> _Exercise brief_:
Output the data below in full, byte for byte. Nothing may differ.
══════════
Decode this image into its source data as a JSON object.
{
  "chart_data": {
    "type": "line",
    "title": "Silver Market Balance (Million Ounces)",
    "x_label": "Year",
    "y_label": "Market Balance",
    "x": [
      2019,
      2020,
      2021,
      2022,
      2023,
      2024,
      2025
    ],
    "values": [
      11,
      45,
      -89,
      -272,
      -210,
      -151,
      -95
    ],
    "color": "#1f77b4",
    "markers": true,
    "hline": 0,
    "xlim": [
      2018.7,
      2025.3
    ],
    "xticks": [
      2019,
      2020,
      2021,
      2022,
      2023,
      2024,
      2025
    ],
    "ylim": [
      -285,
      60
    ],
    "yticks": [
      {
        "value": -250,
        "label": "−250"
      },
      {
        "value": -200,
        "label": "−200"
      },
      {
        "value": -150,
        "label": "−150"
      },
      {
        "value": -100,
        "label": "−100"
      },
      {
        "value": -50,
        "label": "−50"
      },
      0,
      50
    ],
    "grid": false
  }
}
══════════
> _Reply to the task_:
Decode this image into its source data as a JSON object.
{
  "chart_data": {
    "type": "line",
    "title": "Silver Market Balance (Million Ounces)",
    "x_label": "Year",
    "y_label": "Market Balance",
    "x": [
      2019,
      2020,
      2021,
      2022,
      2023,
      2024,
      2025
    ],
    "values": [
      11,
      45,
      -89,
      -272,
      -210,
      -151,
      -95
    ],
    "color": "#1f77b4",
    "markers": true,
    "hline": 0,
    "xlim": [
      2018.7,
      2025.3
    ],
    "xticks": [
      2019,
      2020,
      2021,
      2022,
      2023,
      2024,
      2025
    ],
    "ylim": [
      -285,
      60
    ],
    "yticks": [
      {
        "value": -250,
        "label": "−250"
      },
      {
        "value": -200,
        "label": "−200"
      },
      {
        "value": -150,
        "label": "−150"
      },
      {
        "value": -100,
        "label": "−100"
      },
      {
        "value": -50,
        "label": "−50"
      },
      0,
      50
    ],
    "grid": false
  }
}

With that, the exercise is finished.